= Request =
Copy out each line that has "wave" in it.

......

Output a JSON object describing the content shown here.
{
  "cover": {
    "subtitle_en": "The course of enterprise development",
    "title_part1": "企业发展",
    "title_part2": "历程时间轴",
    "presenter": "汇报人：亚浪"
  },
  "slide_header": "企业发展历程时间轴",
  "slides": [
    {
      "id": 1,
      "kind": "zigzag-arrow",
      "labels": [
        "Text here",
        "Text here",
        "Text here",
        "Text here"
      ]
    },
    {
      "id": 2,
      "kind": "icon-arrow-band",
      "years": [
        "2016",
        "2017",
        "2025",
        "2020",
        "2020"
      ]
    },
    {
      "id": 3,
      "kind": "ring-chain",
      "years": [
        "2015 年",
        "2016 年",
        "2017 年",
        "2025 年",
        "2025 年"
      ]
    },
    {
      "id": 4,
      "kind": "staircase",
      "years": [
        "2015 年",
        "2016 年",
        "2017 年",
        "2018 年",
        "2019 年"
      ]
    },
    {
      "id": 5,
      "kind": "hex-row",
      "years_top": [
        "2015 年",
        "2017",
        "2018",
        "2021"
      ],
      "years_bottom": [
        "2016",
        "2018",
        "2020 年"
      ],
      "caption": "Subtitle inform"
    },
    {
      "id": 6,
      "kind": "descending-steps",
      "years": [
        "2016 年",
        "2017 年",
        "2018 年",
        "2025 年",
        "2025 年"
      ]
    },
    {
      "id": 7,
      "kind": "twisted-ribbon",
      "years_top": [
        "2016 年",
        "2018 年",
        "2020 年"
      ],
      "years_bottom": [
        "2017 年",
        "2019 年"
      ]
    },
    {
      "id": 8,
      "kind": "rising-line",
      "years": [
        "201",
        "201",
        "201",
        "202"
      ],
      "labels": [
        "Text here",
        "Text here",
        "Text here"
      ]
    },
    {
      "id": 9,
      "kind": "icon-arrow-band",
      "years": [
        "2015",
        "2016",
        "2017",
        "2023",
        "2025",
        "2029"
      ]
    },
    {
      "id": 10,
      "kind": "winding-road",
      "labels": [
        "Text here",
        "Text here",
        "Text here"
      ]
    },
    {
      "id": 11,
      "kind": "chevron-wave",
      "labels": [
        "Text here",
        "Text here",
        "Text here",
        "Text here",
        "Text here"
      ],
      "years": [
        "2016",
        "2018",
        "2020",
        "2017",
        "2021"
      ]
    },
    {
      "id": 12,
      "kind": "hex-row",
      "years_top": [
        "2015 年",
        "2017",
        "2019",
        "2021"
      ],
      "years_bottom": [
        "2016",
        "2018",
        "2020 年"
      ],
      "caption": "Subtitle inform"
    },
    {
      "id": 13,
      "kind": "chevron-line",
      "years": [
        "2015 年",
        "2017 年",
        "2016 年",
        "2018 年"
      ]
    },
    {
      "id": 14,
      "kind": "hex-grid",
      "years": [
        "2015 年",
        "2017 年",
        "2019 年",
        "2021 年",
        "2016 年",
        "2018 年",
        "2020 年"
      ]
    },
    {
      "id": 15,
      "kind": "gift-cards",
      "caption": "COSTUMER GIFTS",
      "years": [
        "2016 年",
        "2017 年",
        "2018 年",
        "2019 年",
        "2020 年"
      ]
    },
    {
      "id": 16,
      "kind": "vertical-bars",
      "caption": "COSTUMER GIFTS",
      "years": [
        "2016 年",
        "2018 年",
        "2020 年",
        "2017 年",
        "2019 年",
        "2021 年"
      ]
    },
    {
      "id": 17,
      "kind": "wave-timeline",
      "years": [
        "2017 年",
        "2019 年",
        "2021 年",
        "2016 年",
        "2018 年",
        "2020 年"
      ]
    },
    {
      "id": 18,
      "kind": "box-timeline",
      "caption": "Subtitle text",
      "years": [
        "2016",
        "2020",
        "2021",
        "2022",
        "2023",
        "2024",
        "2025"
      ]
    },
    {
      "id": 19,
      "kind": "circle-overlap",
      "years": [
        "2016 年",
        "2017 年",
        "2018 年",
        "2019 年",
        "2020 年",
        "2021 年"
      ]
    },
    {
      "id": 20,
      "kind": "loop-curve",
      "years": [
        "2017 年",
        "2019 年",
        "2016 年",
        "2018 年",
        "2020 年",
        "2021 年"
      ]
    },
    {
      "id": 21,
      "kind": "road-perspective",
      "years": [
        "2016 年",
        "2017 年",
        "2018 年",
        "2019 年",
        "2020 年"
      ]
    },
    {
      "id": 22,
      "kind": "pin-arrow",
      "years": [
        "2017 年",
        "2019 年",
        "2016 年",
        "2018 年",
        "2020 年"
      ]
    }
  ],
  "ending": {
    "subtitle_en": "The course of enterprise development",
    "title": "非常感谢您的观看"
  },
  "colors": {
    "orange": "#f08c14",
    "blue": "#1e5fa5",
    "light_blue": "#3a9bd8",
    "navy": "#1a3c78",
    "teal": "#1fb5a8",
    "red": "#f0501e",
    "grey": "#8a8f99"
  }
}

......

= Correct result =
      "kind": "chevron-wave",
      "kind": "wave-timeline",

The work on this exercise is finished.